**Exercise directions:**
For the entries below, how many lines include the word "this"? Give the figure and nothing more.
====
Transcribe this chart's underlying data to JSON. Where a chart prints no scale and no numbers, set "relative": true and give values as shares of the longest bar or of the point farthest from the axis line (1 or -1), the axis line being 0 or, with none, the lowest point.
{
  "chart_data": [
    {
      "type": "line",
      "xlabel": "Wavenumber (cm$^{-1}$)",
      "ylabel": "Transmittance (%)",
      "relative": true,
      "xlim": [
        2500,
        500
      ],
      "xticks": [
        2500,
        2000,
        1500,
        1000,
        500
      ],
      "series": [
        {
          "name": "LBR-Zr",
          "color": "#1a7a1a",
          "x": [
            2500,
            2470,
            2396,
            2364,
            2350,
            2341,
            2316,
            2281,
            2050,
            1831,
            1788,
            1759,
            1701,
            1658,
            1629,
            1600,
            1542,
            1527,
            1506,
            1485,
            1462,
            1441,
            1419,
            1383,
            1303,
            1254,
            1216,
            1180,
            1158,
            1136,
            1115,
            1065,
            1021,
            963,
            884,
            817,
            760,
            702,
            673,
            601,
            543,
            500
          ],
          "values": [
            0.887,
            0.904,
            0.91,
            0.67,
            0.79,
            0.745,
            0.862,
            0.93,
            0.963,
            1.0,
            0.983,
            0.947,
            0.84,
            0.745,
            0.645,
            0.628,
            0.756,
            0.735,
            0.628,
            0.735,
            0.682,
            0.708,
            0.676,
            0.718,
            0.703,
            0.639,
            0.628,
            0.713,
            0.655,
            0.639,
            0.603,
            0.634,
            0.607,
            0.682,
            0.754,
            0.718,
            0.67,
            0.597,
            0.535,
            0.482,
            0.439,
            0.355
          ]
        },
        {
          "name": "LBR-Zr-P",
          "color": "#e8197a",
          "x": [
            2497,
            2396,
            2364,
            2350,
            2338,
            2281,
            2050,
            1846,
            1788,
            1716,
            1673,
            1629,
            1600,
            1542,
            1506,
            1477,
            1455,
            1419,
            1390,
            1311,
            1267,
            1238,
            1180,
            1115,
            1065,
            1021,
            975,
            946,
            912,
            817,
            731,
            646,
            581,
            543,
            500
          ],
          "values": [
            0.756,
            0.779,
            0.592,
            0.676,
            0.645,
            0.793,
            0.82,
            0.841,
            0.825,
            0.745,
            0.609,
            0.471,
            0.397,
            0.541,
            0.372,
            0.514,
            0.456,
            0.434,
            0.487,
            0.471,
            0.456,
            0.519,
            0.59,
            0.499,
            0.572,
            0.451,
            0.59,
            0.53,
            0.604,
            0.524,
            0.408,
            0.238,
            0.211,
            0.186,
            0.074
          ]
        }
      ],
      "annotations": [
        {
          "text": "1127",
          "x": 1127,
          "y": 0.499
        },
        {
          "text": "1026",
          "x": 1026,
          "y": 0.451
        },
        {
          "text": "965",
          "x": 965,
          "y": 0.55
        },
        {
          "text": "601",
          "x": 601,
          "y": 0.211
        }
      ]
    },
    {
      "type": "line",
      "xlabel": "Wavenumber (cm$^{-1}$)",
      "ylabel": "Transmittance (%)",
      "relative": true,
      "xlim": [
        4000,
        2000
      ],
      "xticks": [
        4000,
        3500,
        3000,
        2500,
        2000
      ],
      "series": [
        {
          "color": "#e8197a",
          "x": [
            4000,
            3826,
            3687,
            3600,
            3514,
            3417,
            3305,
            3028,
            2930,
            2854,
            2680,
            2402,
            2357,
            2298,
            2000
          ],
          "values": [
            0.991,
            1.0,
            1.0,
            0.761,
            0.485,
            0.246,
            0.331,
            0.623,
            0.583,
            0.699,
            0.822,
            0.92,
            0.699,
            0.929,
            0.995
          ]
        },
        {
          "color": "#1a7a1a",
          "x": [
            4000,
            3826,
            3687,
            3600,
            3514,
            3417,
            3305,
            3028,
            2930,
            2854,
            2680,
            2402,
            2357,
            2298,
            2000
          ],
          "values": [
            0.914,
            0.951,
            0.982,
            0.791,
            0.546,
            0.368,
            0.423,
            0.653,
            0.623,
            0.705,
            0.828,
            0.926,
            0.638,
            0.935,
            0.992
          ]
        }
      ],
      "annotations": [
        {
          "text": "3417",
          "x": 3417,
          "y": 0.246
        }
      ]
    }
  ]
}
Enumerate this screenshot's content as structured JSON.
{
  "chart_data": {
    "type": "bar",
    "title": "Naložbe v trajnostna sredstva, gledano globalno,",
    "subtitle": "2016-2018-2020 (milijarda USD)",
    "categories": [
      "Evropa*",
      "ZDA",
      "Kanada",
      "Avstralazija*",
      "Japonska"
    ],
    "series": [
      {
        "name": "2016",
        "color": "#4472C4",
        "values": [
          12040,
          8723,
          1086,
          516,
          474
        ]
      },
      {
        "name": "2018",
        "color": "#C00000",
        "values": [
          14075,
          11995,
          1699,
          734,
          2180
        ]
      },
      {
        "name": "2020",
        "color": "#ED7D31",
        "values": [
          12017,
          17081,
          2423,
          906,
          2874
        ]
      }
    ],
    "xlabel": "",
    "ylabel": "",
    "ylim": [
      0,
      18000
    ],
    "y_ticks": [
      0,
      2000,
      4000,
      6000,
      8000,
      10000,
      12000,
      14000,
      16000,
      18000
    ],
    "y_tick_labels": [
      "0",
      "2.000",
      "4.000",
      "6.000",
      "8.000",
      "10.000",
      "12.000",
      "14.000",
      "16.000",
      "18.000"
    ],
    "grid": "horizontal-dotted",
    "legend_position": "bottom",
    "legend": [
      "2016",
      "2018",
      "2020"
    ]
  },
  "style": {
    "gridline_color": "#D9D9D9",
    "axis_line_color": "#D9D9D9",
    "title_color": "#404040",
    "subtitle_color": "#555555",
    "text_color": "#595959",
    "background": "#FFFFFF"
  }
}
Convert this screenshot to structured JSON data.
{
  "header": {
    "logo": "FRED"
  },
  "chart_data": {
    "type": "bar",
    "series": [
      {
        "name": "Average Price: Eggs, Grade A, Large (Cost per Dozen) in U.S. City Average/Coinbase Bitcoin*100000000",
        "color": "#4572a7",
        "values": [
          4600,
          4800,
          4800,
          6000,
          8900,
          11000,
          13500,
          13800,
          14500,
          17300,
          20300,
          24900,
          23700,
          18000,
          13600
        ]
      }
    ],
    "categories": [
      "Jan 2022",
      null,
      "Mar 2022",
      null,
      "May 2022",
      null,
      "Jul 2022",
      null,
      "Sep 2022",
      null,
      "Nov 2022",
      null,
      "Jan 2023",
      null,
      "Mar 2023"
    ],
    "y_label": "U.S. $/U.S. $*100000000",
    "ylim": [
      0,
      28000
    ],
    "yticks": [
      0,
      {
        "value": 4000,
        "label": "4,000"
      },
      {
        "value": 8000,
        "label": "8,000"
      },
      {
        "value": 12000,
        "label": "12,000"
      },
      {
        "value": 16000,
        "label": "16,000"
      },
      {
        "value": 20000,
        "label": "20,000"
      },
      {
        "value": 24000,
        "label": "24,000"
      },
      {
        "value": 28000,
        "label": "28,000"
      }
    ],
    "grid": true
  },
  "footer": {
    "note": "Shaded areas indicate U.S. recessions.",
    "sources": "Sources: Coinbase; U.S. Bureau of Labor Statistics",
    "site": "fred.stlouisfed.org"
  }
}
====
**Task response:**
3